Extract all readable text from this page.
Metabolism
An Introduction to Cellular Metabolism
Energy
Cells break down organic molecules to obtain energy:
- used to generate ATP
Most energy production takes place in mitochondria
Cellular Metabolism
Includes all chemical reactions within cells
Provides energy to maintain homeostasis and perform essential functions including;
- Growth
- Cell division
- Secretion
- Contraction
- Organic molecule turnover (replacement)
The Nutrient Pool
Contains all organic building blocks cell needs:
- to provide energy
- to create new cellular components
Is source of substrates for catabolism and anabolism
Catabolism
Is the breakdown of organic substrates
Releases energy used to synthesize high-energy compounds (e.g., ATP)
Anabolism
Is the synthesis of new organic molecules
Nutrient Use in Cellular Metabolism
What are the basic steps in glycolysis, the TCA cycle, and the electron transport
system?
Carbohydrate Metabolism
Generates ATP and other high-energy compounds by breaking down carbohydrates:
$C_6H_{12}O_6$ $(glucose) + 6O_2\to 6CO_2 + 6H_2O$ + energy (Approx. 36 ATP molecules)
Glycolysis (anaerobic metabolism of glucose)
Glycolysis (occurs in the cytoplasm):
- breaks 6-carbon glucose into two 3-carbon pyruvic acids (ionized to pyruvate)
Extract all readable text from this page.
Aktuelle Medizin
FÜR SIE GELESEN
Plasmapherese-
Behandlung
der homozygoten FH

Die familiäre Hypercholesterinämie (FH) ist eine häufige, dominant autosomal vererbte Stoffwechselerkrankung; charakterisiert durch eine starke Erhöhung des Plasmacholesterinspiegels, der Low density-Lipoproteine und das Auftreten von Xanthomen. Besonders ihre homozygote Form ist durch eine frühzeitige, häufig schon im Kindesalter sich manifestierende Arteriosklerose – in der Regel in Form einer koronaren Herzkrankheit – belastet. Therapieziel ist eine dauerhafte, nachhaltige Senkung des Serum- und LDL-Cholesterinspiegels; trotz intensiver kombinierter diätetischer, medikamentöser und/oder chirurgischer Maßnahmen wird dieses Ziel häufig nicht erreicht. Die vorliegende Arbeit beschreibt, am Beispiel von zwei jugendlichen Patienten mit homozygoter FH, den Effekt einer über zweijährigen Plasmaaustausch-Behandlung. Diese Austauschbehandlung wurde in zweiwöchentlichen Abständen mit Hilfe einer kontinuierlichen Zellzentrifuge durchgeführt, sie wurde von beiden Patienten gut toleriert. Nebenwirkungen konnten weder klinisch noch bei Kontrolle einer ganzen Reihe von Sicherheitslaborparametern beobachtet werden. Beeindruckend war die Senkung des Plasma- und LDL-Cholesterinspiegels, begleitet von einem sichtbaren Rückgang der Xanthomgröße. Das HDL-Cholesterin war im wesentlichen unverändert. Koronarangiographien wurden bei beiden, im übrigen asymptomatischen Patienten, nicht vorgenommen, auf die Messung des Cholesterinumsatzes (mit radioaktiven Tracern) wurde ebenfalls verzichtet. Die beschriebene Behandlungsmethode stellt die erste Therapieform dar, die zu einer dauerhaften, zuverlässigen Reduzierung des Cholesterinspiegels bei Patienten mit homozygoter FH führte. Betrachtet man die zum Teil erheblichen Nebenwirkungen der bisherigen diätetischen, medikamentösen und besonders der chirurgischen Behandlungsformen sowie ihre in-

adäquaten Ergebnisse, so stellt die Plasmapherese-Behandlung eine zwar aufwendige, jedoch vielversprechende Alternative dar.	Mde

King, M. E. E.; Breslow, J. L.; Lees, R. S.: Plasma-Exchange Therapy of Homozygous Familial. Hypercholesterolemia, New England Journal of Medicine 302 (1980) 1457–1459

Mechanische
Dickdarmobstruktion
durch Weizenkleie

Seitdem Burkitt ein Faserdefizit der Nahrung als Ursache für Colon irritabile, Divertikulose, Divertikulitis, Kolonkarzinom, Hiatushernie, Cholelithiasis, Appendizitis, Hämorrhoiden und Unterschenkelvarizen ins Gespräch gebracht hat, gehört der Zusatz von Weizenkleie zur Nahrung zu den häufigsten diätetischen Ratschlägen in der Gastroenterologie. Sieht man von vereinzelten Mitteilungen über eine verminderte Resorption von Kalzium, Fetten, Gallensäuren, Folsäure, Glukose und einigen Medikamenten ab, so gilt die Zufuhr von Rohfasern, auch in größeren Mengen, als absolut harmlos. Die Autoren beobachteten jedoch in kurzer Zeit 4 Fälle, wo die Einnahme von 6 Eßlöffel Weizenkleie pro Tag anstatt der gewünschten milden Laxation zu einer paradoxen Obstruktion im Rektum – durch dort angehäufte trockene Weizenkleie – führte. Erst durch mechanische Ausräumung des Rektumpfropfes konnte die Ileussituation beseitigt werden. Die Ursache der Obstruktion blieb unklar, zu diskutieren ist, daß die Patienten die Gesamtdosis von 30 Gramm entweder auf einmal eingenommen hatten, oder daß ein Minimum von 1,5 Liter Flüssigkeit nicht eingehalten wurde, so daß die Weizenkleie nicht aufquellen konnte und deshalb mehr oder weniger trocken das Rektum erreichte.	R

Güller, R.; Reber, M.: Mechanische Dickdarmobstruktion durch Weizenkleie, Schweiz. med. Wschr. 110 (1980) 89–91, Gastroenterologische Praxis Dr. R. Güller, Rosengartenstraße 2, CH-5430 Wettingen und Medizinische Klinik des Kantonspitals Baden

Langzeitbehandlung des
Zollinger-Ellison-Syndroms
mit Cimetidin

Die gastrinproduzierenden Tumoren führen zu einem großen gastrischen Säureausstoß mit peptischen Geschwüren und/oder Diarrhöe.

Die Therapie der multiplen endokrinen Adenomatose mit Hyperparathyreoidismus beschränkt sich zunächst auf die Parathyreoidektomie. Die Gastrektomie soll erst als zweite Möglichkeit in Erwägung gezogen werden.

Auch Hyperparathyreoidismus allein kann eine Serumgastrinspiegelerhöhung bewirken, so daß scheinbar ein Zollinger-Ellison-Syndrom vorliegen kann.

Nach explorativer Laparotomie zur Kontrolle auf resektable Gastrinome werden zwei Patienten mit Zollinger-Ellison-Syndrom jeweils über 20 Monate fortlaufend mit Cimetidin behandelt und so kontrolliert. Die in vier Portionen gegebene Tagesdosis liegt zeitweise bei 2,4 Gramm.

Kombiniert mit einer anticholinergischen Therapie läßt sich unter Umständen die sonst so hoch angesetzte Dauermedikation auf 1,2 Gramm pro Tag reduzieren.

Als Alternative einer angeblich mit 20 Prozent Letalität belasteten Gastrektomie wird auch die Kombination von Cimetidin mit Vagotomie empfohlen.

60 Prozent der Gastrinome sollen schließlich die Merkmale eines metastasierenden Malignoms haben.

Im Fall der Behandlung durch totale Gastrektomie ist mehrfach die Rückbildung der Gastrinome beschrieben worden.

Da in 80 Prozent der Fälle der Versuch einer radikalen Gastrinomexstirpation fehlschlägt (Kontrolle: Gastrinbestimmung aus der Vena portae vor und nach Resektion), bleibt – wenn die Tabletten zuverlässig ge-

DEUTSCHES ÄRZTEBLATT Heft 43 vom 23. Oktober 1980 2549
==========
▶ TASK: Scan the data above and copy every line with "glucose" in it.

▶ OUTPUT:
$C_6H_{12}O_6$ $(glucose) + 6O_2\to 6CO_2 + 6H_2O$ + energy (Approx. 36 ATP molecules)
Glycolysis (anaerobic metabolism of glucose)
- breaks 6-carbon glucose into two 3-carbon pyruvic acids (ionized to pyruvate)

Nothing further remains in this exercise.